* Dataset extract:
╔══

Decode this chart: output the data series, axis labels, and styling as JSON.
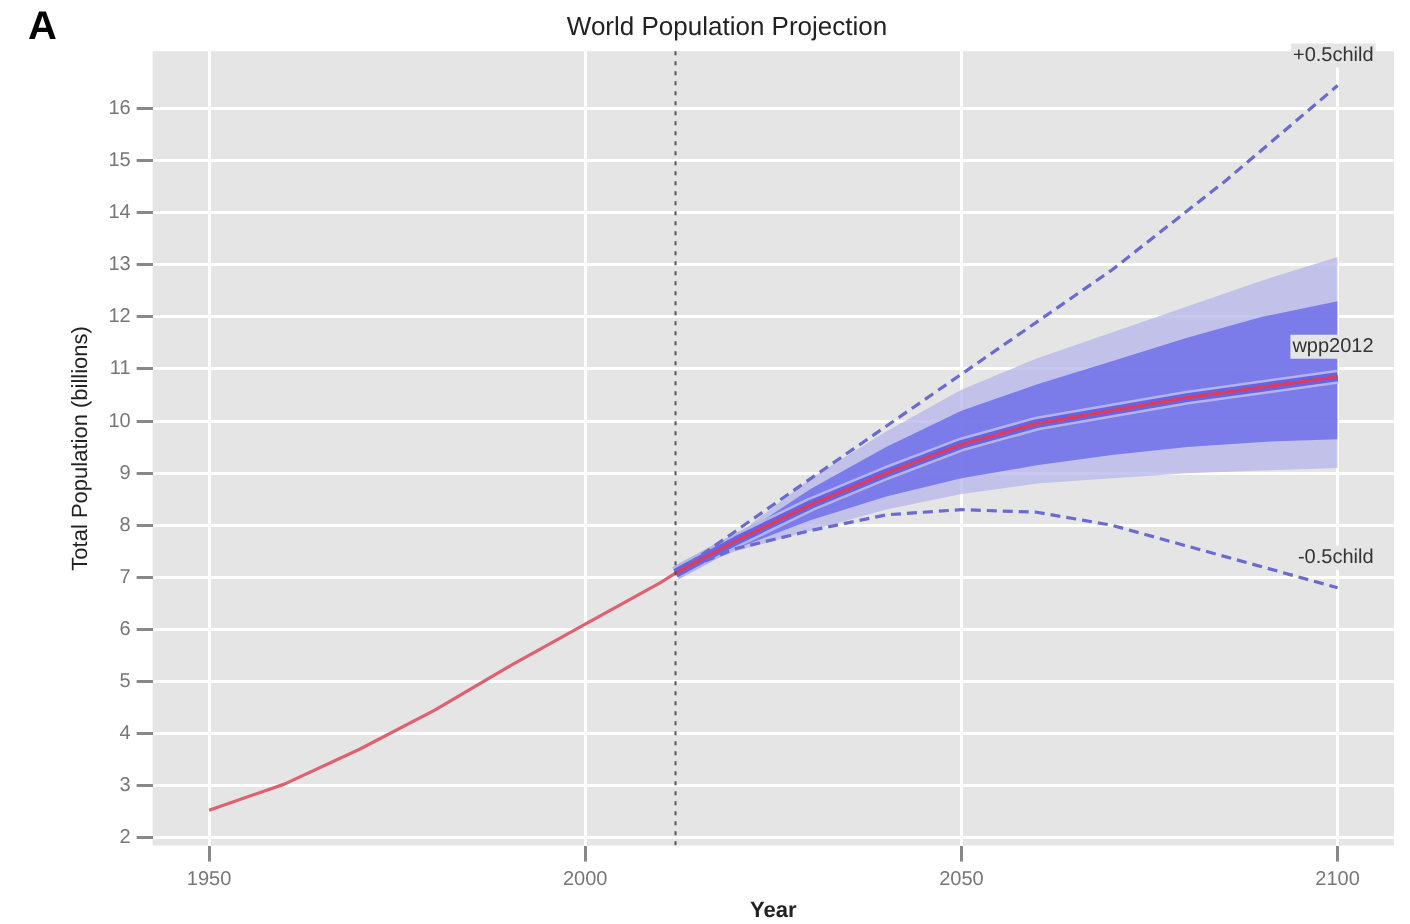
{
  "chart_data": {
    "type": "line",
    "title": "World Population Projection",
    "xlabel": "Year",
    "ylabel": "Total Population (billions)",
    "annotations": [
      "A"
    ],
    "xlim": [
      1942.5,
      2107.5
    ],
    "ylim": [
      1.85,
      17.1
    ],
    "xticks": [
      1950,
      2000,
      2050,
      2100
    ],
    "yticks": [
      2,
      3,
      4,
      5,
      6,
      7,
      8,
      9,
      10,
      11,
      12,
      13,
      14,
      15,
      16
    ],
    "grid": true,
    "ref_lines": [
      {
        "axis": "x",
        "value": 2012,
        "color": "#555555",
        "line_style": "dotted"
      }
    ],
    "series": [
      {
        "color": "#b4b4ea",
        "x": [
          2012,
          2020,
          2030,
          2040,
          2050,
          2060,
          2070,
          2080,
          2090,
          2100
        ],
        "values": [
          7.08,
          7.7,
          8.4,
          9.0,
          9.55,
          9.95,
          10.2,
          10.45,
          10.65,
          10.85
        ],
        "lower": [
          7.08,
          7.5,
          7.9,
          8.3,
          8.6,
          8.8,
          8.9,
          9.0,
          9.05,
          9.1
        ],
        "upper": [
          7.08,
          7.8,
          8.9,
          9.8,
          10.6,
          11.2,
          11.7,
          12.2,
          12.7,
          13.15
        ]
      },
      {
        "color": "#6464e8",
        "x": [
          2012,
          2020,
          2030,
          2040,
          2050,
          2060,
          2070,
          2080,
          2090,
          2100
        ],
        "values": [
          7.08,
          7.7,
          8.4,
          9.0,
          9.55,
          9.95,
          10.2,
          10.45,
          10.65,
          10.85
        ],
        "lower": [
          7.08,
          7.55,
          8.1,
          8.55,
          8.9,
          9.15,
          9.35,
          9.5,
          9.6,
          9.65
        ],
        "upper": [
          7.08,
          7.75,
          8.7,
          9.5,
          10.2,
          10.7,
          11.15,
          11.6,
          12.0,
          12.3
        ]
      },
      {
        "name": "wpp2012",
        "color": "#e03c5a",
        "x": [
          2012,
          2020,
          2030,
          2040,
          2050,
          2060,
          2070,
          2080,
          2090,
          2100
        ],
        "values": [
          7.08,
          7.7,
          8.4,
          9.0,
          9.55,
          9.95,
          10.2,
          10.45,
          10.65,
          10.85
        ]
      },
      {
        "color": "#e06070",
        "x": [
          1950,
          1960,
          1970,
          1980,
          1990,
          2000,
          2010,
          2012
        ],
        "values": [
          2.53,
          3.03,
          3.7,
          4.45,
          5.3,
          6.1,
          6.9,
          7.08
        ]
      },
      {
        "name": "+0.5child",
        "color": "#6a6ad0",
        "line_style": "dashed",
        "x": [
          2012,
          2030,
          2050,
          2070,
          2085,
          2100
        ],
        "values": [
          7.08,
          8.9,
          10.9,
          12.9,
          14.6,
          16.44
        ]
      },
      {
        "name": "-0.5child",
        "color": "#6a6ad0",
        "line_style": "dashed",
        "x": [
          2012,
          2020,
          2030,
          2040,
          2050,
          2060,
          2070,
          2080,
          2090,
          2100
        ],
        "values": [
          7.08,
          7.55,
          7.9,
          8.2,
          8.3,
          8.25,
          8.0,
          7.6,
          7.2,
          6.8
        ]
      }
    ]
  }
}
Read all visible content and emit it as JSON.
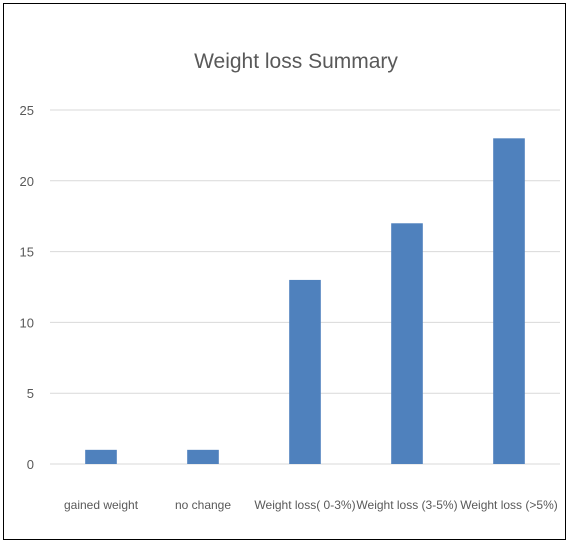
{
  "chart_data": {
    "type": "bar",
    "title": "Weight loss Summary",
    "categories": [
      "gained weight",
      "no change",
      "Weight loss( 0-3%)",
      "Weight loss (3-5%)",
      "Weight loss (>5%)"
    ],
    "values": [
      1,
      1,
      13,
      17,
      23
    ],
    "ylim": [
      0,
      25
    ],
    "yticks": [
      0,
      5,
      10,
      15,
      20,
      25
    ],
    "xlabel": "",
    "ylabel": "",
    "grid": true,
    "legend": "none",
    "bar_color": "#4f81bd"
  }
}
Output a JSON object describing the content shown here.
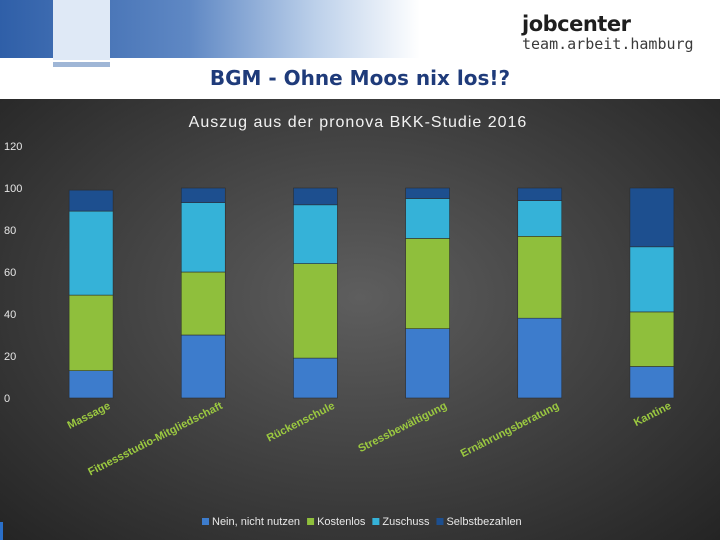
{
  "slide_title": "BGM - Ohne Moos nix los!?",
  "logo": {
    "line1": "jobcenter",
    "line2": "team.arbeit.hamburg"
  },
  "chart_data": {
    "type": "bar",
    "stacked": true,
    "title": "Auszug aus der pronova BKK-Studie 2016",
    "categories": [
      "Massage",
      "Fitnessstudio-Mitgliedschaft",
      "Rückenschule",
      "Stressbewältigung",
      "Ernährungsberatung",
      "Kantine"
    ],
    "series": [
      {
        "name": "Nein, nicht nutzen",
        "color": "#3d7ccc",
        "values": [
          13,
          30,
          19,
          33,
          38,
          15
        ]
      },
      {
        "name": "Kostenlos",
        "color": "#8fbf3c",
        "values": [
          36,
          30,
          45,
          43,
          39,
          26
        ]
      },
      {
        "name": "Zuschuss",
        "color": "#35b2d8",
        "values": [
          40,
          33,
          28,
          19,
          17,
          31
        ]
      },
      {
        "name": "Selbstbezahlen",
        "color": "#1d4f8f",
        "values": [
          10,
          7,
          8,
          5,
          6,
          28
        ]
      }
    ],
    "ylim": [
      0,
      120
    ],
    "yticks": [
      0,
      20,
      40,
      60,
      80,
      100,
      120
    ],
    "grid": false,
    "legend": "bottom"
  }
}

╚══

* The problem: Transcribe all the lines above exactly, apart from the pictures.

* Solution for this task:
Decode this chart: output the data series, axis labels, and styling as JSON.
{
  "chart_data": {
    "type": "line",
    "title": "World Population Projection",
    "xlabel": "Year",
    "ylabel": "Total Population (billions)",
    "annotations": [
      "A"
    ],
    "xlim": [
      1942.5,
      2107.5
    ],
    "ylim": [
      1.85,
      17.1
    ],
    "xticks": [
      1950,
      2000,
      2050,
      2100
    ],
    "yticks": [
      2,
      3,
      4,
      5,
      6,
      7,
      8,
      9,
      10,
      11,
      12,
      13,
      14,
      15,
      16
    ],
    "grid": true,
    "ref_lines": [
      {
        "axis": "x",
        "value": 2012,
        "color": "#555555",
        "line_style": "dotted"
      }
    ],
    "series": [
      {
        "color": "#b4b4ea",
        "x": [
          2012,
          2020,
          2030,
          2040,
          2050,
          2060,
          2070,
          2080,
          2090,
          2100
        ],
        "values": [
          7.08,
          7.7,
          8.4,
          9.0,
          9.55,
          9.95,
          10.2,
          10.45,
          10.65,
          10.85
        ],
        "lower": [
          7.08,
          7.5,
          7.9,
          8.3,
          8.6,
          8.8,
          8.9,
          9.0,
          9.05,
          9.1
        ],
        "upper": [
          7.08,
          7.8,
          8.9,
          9.8,
          10.6,
          11.2,
          11.7,
          12.2,
          12.7,
          13.15
        ]
      },
      {
        "color": "#6464e8",
        "x": [
          2012,
          2020,
          2030,
          2040,
          2050,
          2060,
          2070,
          2080,
          2090,
          2100
        ],
        "values": [
          7.08,
          7.7,
          8.4,
          9.0,
          9.55,
          9.95,
          10.2,
          10.45,
          10.65,
          10.85
        ],
        "lower": [
          7.08,
          7.55,
          8.1,
          8.55,
          8.9,
          9.15,
          9.35,
          9.5,
          9.6,
          9.65
        ],
        "upper": [
          7.08,
          7.75,
          8.7,
          9.5,
          10.2,
          10.7,
          11.15,
          11.6,
          12.0,
          12.3
        ]
      },
      {
        "name": "wpp2012",
        "color": "#e03c5a",
        "x": [
          2012,
          2020,
          2030,
          2040,
          2050,
          2060,
          2070,
          2080,
          2090,
          2100
        ],
        "values": [
          7.08,
          7.7,
          8.4,
          9.0,
          9.55,
          9.95,
          10.2,
          10.45,
          10.65,
          10.85
        ]
      },
      {
        "color": "#e06070",
        "x": [
          1950,
          1960,
          1970,
          1980,
          1990,
          2000,
          2010,
          2012
        ],
        "values": [
          2.53,
          3.03,
          3.7,
          4.45,
          5.3,
          6.1,
          6.9,
          7.08
        ]
      },
      {
        "name": "+0.5child",
        "color": "#6a6ad0",
        "line_style": "dashed",
        "x": [
          2012,
          2030,
          2050,
          2070,
          2085,
          2100
        ],
        "values": [
          7.08,
          8.9,
          10.9,
          12.9,
          14.6,
          16.44
        ]
      },
      {
        "name": "-0.5child",
        "color": "#6a6ad0",
        "line_style": "dashed",
        "x": [
          2012,
          2020,
          2030,
          2040,
          2050,
          2060,
          2070,
          2080,
          2090,
          2100
        ],
        "values": [
          7.08,
          7.55,
          7.9,
          8.2,
          8.3,
          8.25,
          8.0,
          7.6,
          7.2,
          6.8
        ]
      }
    ]
  }
}
Read all visible content and emit it as JSON.
{
  "chart_data": {
    "type": "bar",
    "title": "Weight loss Summary",
    "categories": [
      "gained weight",
      "no change",
      "Weight loss( 0-3%)",
      "Weight loss (3-5%)",
      "Weight loss (>5%)"
    ],
    "values": [
      1,
      1,
      13,
      17,
      23
    ],
    "ylim": [
      0,
      25
    ],
    "yticks": [
      0,
      5,
      10,
      15,
      20,
      25
    ],
    "xlabel": "",
    "ylabel": "",
    "grid": true,
    "legend": "none",
    "bar_color": "#4f81bd"
  }
}
Output a JSON object describing the content shown here.
{
  "slide_title": "BGM - Ohne Moos nix los!?",
  "logo": {
    "line1": "jobcenter",
    "line2": "team.arbeit.hamburg"
  },
  "chart_data": {
    "type": "bar",
    "stacked": true,
    "title": "Auszug aus der pronova BKK-Studie 2016",
    "categories": [
      "Massage",
      "Fitnessstudio-Mitgliedschaft",
      "Rückenschule",
      "Stressbewältigung",
      "Ernährungsberatung",
      "Kantine"
    ],
    "series": [
      {
        "name": "Nein, nicht nutzen",
        "color": "#3d7ccc",
        "values": [
          13,
          30,
          19,
          33,
          38,
          15
        ]
      },
      {
        "name": "Kostenlos",
        "color": "#8fbf3c",
        "values": [
          36,
          30,
          45,
          43,
          39,
          26
        ]
      },
      {
        "name": "Zuschuss",
        "color": "#35b2d8",
        "values": [
          40,
          33,
          28,
          19,
          17,
          31
        ]
      },
      {
        "name": "Selbstbezahlen",
        "color": "#1d4f8f",
        "values": [
          10,
          7,
          8,
          5,
          6,
          28
        ]
      }
    ],
    "ylim": [
      0,
      120
    ],
    "yticks": [
      0,
      20,
      40,
      60,
      80,
      100,
      120
    ],
    "grid": false,
    "legend": "bottom"
  }
}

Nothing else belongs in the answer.